▶ _DATA PROVIDED_:
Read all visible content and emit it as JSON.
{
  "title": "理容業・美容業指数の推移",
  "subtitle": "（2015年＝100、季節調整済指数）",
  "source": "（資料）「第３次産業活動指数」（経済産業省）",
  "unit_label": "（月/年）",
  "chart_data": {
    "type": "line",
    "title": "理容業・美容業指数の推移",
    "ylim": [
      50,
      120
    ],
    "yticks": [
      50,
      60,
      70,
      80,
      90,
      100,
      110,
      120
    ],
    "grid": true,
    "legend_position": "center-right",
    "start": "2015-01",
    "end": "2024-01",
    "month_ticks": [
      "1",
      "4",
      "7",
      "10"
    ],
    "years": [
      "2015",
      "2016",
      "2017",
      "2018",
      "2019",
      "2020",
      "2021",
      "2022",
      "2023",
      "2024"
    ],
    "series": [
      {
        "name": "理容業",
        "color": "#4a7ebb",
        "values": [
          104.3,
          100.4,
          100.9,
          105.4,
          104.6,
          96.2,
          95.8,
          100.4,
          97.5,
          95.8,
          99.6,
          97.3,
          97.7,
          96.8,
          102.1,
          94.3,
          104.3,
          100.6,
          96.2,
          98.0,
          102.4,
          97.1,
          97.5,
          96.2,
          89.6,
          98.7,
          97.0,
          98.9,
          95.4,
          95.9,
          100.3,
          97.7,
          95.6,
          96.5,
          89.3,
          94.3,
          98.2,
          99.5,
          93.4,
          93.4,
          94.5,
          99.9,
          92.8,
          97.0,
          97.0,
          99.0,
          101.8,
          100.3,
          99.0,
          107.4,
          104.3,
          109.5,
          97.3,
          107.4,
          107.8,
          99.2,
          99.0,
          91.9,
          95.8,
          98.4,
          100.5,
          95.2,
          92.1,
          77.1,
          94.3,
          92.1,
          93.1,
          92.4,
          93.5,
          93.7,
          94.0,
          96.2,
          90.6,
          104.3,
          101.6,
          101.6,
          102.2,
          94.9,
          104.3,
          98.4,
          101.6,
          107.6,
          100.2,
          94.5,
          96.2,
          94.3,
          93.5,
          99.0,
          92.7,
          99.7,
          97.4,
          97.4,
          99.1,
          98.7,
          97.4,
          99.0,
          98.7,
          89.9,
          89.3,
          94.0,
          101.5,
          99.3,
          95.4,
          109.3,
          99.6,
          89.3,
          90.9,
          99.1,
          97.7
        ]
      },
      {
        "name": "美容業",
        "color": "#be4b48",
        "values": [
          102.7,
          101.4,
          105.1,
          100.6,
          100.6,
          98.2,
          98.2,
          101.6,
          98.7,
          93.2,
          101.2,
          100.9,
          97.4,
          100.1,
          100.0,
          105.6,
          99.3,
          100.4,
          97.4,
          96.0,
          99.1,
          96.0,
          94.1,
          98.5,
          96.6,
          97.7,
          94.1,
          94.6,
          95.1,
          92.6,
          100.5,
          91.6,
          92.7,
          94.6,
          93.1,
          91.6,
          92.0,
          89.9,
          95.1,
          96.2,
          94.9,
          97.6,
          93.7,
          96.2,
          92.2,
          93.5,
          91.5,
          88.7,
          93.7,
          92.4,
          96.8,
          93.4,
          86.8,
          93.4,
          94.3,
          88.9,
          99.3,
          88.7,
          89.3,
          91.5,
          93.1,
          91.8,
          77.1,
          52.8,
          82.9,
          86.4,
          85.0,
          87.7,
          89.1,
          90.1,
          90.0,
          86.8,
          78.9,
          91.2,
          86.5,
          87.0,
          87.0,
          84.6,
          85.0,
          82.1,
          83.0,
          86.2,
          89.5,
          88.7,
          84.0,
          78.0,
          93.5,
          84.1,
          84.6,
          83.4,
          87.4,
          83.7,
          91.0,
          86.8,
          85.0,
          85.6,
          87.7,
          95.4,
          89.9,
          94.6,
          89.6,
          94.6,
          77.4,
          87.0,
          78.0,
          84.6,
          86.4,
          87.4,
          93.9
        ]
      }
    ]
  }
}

▶ _GIVEN REQUEST_:
Extract each entry in full and write it down exactly.

▶ _REPLY TO THE TASK_:
Read all visible content and emit it as JSON.
{
  "title": "理容業・美容業指数の推移",
  "subtitle": "（2015年＝100、季節調整済指数）",
  "source": "（資料）「第３次産業活動指数」（経済産業省）",
  "unit_label": "（月/年）",
  "chart_data": {
    "type": "line",
    "title": "理容業・美容業指数の推移",
    "ylim": [
      50,
      120
    ],
    "yticks": [
      50,
      60,
      70,
      80,
      90,
      100,
      110,
      120
    ],
    "grid": true,
    "legend_position": "center-right",
    "start": "2015-01",
    "end": "2024-01",
    "month_ticks": [
      "1",
      "4",
      "7",
      "10"
    ],
    "years": [
      "2015",
      "2016",
      "2017",
      "2018",
      "2019",
      "2020",
      "2021",
      "2022",
      "2023",
      "2024"
    ],
    "series": [
      {
        "name": "理容業",
        "color": "#4a7ebb",
        "values": [
          104.3,
          100.4,
          100.9,
          105.4,
          104.6,
          96.2,
          95.8,
          100.4,
          97.5,
          95.8,
          99.6,
          97.3,
          97.7,
          96.8,
          102.1,
          94.3,
          104.3,
          100.6,
          96.2,
          98.0,
          102.4,
          97.1,
          97.5,
          96.2,
          89.6,
          98.7,
          97.0,
          98.9,
          95.4,
          95.9,
          100.3,
          97.7,
          95.6,
          96.5,
          89.3,
          94.3,
          98.2,
          99.5,
          93.4,
          93.4,
          94.5,
          99.9,
          92.8,
          97.0,
          97.0,
          99.0,
          101.8,
          100.3,
          99.0,
          107.4,
          104.3,
          109.5,
          97.3,
          107.4,
          107.8,
          99.2,
          99.0,
          91.9,
          95.8,
          98.4,
          100.5,
          95.2,
          92.1,
          77.1,
          94.3,
          92.1,
          93.1,
          92.4,
          93.5,
          93.7,
          94.0,
          96.2,
          90.6,
          104.3,
          101.6,
          101.6,
          102.2,
          94.9,
          104.3,
          98.4,
          101.6,
          107.6,
          100.2,
          94.5,
          96.2,
          94.3,
          93.5,
          99.0,
          92.7,
          99.7,
          97.4,
          97.4,
          99.1,
          98.7,
          97.4,
          99.0,
          98.7,
          89.9,
          89.3,
          94.0,
          101.5,
          99.3,
          95.4,
          109.3,
          99.6,
          89.3,
          90.9,
          99.1,
          97.7
        ]
      },
      {
        "name": "美容業",
        "color": "#be4b48",
        "values": [
          102.7,
          101.4,
          105.1,
          100.6,
          100.6,
          98.2,
          98.2,
          101.6,
          98.7,
          93.2,
          101.2,
          100.9,
          97.4,
          100.1,
          100.0,
          105.6,
          99.3,
          100.4,
          97.4,
          96.0,
          99.1,
          96.0,
          94.1,
          98.5,
          96.6,
          97.7,
          94.1,
          94.6,
          95.1,
          92.6,
          100.5,
          91.6,
          92.7,
          94.6,
          93.1,
          91.6,
          92.0,
          89.9,
          95.1,
          96.2,
          94.9,
          97.6,
          93.7,
          96.2,
          92.2,
          93.5,
          91.5,
          88.7,
          93.7,
          92.4,
          96.8,
          93.4,
          86.8,
          93.4,
          94.3,
          88.9,
          99.3,
          88.7,
          89.3,
          91.5,
          93.1,
          91.8,
          77.1,
          52.8,
          82.9,
          86.4,
          85.0,
          87.7,
          89.1,
          90.1,
          90.0,
          86.8,
          78.9,
          91.2,
          86.5,
          87.0,
          87.0,
          84.6,
          85.0,
          82.1,
          83.0,
          86.2,
          89.5,
          88.7,
          84.0,
          78.0,
          93.5,
          84.1,
          84.6,
          83.4,
          87.4,
          83.7,
          91.0,
          86.8,
          85.0,
          85.6,
          87.7,
          95.4,
          89.9,
          94.6,
          89.6,
          94.6,
          77.4,
          87.0,
          78.0,
          84.6,
          86.4,
          87.4,
          93.9
        ]
      }
    ]
  }
}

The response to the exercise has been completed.